_RAW RECORDS:_
****
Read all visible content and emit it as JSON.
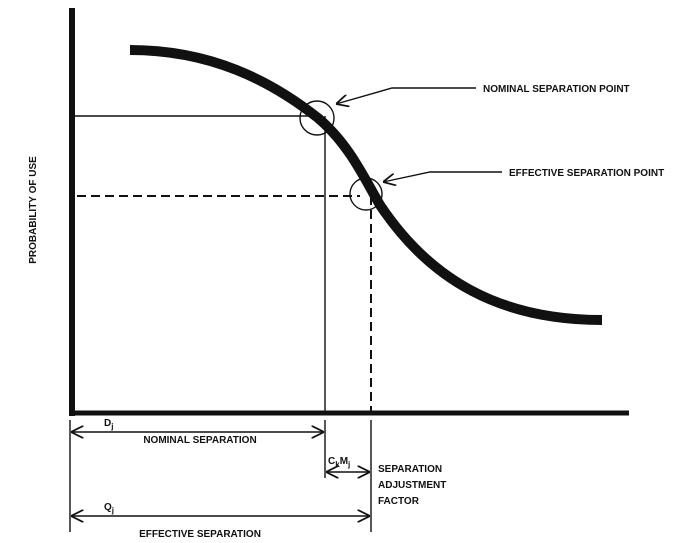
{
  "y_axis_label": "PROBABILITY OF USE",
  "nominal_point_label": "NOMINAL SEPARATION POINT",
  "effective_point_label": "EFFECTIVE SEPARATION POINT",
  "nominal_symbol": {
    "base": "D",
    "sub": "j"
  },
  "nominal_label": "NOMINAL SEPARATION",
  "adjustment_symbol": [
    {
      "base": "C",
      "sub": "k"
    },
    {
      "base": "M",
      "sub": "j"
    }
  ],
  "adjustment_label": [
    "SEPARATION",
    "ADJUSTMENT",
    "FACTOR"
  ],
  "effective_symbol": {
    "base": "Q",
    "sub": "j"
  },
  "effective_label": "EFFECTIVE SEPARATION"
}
****
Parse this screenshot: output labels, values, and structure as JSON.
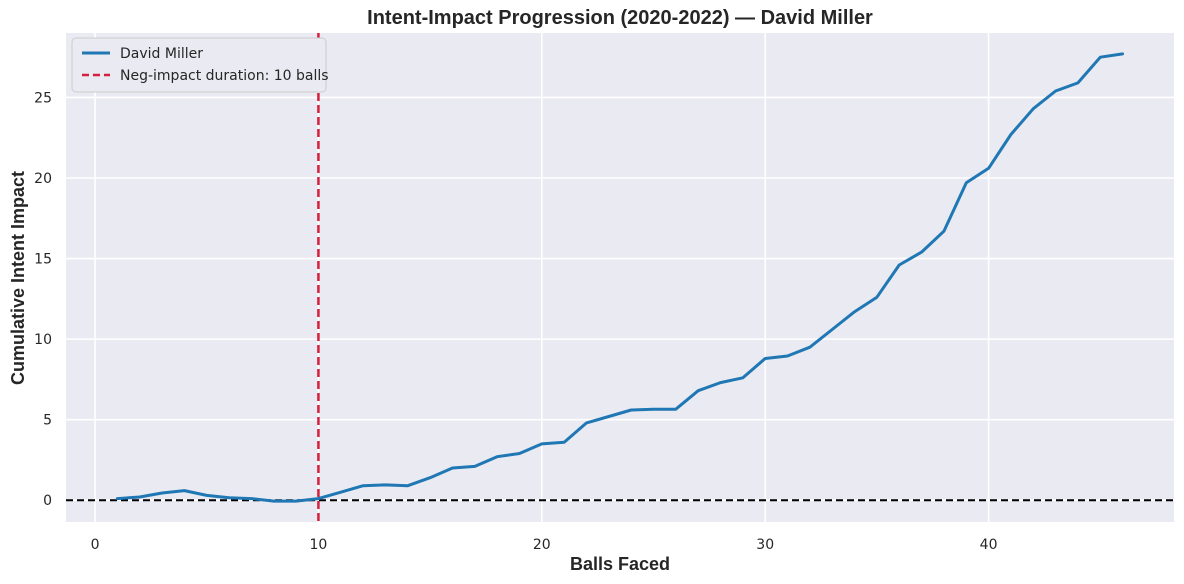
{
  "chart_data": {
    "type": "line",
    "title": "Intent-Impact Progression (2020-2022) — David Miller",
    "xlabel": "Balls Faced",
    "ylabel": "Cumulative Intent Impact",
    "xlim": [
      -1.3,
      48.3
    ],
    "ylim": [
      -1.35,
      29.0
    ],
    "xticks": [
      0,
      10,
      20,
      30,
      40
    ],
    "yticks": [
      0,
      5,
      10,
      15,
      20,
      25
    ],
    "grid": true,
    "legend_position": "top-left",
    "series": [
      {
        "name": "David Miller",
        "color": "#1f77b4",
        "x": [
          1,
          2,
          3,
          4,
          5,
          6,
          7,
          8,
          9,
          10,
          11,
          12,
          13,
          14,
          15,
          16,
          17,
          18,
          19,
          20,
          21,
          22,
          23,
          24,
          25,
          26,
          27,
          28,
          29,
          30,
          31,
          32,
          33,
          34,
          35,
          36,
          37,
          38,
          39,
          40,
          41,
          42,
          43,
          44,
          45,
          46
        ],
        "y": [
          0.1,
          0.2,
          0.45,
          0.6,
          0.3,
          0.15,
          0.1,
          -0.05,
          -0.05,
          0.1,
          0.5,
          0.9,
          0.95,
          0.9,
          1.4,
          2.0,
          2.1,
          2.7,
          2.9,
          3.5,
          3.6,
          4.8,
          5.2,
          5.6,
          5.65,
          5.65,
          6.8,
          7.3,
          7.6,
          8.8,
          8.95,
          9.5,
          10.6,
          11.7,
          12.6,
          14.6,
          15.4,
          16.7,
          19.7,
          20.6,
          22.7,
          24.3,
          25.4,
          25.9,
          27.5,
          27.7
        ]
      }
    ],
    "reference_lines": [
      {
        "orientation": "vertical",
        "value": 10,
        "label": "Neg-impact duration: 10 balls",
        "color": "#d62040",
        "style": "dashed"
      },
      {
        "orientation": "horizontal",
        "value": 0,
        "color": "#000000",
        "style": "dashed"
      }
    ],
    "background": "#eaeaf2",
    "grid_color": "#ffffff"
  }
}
****
Look over the listing. Pull out every line with the string "POINT" in it.

  "nominal_point_label": "NOMINAL SEPARATION POINT",
  "effective_point_label": "EFFECTIVE SEPARATION POINT",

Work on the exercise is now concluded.